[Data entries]
* * * * * * * * *

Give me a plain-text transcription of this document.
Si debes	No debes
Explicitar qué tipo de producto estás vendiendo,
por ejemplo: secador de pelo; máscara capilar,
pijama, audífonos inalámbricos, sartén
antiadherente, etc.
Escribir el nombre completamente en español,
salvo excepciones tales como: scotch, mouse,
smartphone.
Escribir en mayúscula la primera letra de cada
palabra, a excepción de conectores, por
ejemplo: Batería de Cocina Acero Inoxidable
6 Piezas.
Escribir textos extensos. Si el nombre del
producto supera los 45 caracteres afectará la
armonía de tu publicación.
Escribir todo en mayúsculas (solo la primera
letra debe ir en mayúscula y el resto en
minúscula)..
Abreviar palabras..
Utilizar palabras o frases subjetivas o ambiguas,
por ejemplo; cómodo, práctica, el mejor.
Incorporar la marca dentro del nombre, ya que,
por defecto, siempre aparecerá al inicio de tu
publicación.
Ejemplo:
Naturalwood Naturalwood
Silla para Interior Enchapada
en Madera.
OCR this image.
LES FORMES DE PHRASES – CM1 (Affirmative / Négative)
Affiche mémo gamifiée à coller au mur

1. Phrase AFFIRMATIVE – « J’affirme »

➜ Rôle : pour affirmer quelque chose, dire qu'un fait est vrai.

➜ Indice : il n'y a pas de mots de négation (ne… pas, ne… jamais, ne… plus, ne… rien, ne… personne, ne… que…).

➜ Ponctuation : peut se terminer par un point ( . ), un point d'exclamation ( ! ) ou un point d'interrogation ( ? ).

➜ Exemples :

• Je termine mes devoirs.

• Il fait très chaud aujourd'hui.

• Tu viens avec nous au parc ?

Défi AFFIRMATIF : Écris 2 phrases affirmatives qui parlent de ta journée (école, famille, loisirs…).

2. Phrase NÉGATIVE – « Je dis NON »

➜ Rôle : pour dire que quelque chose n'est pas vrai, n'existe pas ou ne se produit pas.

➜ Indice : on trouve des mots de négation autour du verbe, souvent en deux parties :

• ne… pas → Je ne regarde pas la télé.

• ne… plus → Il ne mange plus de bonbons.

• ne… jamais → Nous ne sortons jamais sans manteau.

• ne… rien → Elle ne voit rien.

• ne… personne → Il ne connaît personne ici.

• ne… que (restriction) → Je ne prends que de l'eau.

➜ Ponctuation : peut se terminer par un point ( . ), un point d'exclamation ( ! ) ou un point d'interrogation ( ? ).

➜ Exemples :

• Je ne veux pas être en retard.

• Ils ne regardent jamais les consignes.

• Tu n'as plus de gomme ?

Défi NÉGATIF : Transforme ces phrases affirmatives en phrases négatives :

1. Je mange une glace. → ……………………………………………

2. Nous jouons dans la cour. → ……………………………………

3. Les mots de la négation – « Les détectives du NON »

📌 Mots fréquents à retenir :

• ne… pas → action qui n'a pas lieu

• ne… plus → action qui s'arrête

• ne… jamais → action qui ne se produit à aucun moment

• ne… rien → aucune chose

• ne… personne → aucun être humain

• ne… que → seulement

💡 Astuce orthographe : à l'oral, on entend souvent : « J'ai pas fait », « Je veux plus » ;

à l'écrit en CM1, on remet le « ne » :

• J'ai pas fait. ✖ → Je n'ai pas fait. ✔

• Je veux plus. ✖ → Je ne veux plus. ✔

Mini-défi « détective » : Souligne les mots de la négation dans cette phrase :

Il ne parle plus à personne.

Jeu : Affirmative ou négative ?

* * * * * * * * *

▶ **Your task**:
Retype the material above, line by line, exactly.

▶ **Solution for this exercise**:
Give me a plain-text transcription of this document.
Si debes	No debes
Explicitar qué tipo de producto estás vendiendo,
por ejemplo: secador de pelo; máscara capilar,
pijama, audífonos inalámbricos, sartén
antiadherente, etc.
Escribir el nombre completamente en español,
salvo excepciones tales como: scotch, mouse,
smartphone.
Escribir en mayúscula la primera letra de cada
palabra, a excepción de conectores, por
ejemplo: Batería de Cocina Acero Inoxidable
6 Piezas.
Escribir textos extensos. Si el nombre del
producto supera los 45 caracteres afectará la
armonía de tu publicación.
Escribir todo en mayúsculas (solo la primera
letra debe ir en mayúscula y el resto en
minúscula)..
Abreviar palabras..
Utilizar palabras o frases subjetivas o ambiguas,
por ejemplo; cómodo, práctica, el mejor.
Incorporar la marca dentro del nombre, ya que,
por defecto, siempre aparecerá al inicio de tu
publicación.
Ejemplo:
Naturalwood Naturalwood
Silla para Interior Enchapada
en Madera.
OCR this image.
LES FORMES DE PHRASES – CM1 (Affirmative / Négative)
Affiche mémo gamifiée à coller au mur

1. Phrase AFFIRMATIVE – « J’affirme »

➜ Rôle : pour affirmer quelque chose, dire qu'un fait est vrai.

➜ Indice : il n'y a pas de mots de négation (ne… pas, ne… jamais, ne… plus, ne… rien, ne… personne, ne… que…).

➜ Ponctuation : peut se terminer par un point ( . ), un point d'exclamation ( ! ) ou un point d'interrogation ( ? ).

➜ Exemples :

• Je termine mes devoirs.

• Il fait très chaud aujourd'hui.

• Tu viens avec nous au parc ?

Défi AFFIRMATIF : Écris 2 phrases affirmatives qui parlent de ta journée (école, famille, loisirs…).

2. Phrase NÉGATIVE – « Je dis NON »

➜ Rôle : pour dire que quelque chose n'est pas vrai, n'existe pas ou ne se produit pas.

➜ Indice : on trouve des mots de négation autour du verbe, souvent en deux parties :

• ne… pas → Je ne regarde pas la télé.

• ne… plus → Il ne mange plus de bonbons.

• ne… jamais → Nous ne sortons jamais sans manteau.

• ne… rien → Elle ne voit rien.

• ne… personne → Il ne connaît personne ici.

• ne… que (restriction) → Je ne prends que de l'eau.

➜ Ponctuation : peut se terminer par un point ( . ), un point d'exclamation ( ! ) ou un point d'interrogation ( ? ).

➜ Exemples :

• Je ne veux pas être en retard.

• Ils ne regardent jamais les consignes.

• Tu n'as plus de gomme ?

Défi NÉGATIF : Transforme ces phrases affirmatives en phrases négatives :

1. Je mange une glace. → ……………………………………………

2. Nous jouons dans la cour. → ……………………………………

3. Les mots de la négation – « Les détectives du NON »

📌 Mots fréquents à retenir :

• ne… pas → action qui n'a pas lieu

• ne… plus → action qui s'arrête

• ne… jamais → action qui ne se produit à aucun moment

• ne… rien → aucune chose

• ne… personne → aucun être humain

• ne… que → seulement

💡 Astuce orthographe : à l'oral, on entend souvent : « J'ai pas fait », « Je veux plus » ;

à l'écrit en CM1, on remet le « ne » :

• J'ai pas fait. ✖ → Je n'ai pas fait. ✔

• Je veux plus. ✖ → Je ne veux plus. ✔

Mini-défi « détective » : Souligne les mots de la négation dans cette phrase :

Il ne parle plus à personne.

Jeu : Affirmative ou négative ?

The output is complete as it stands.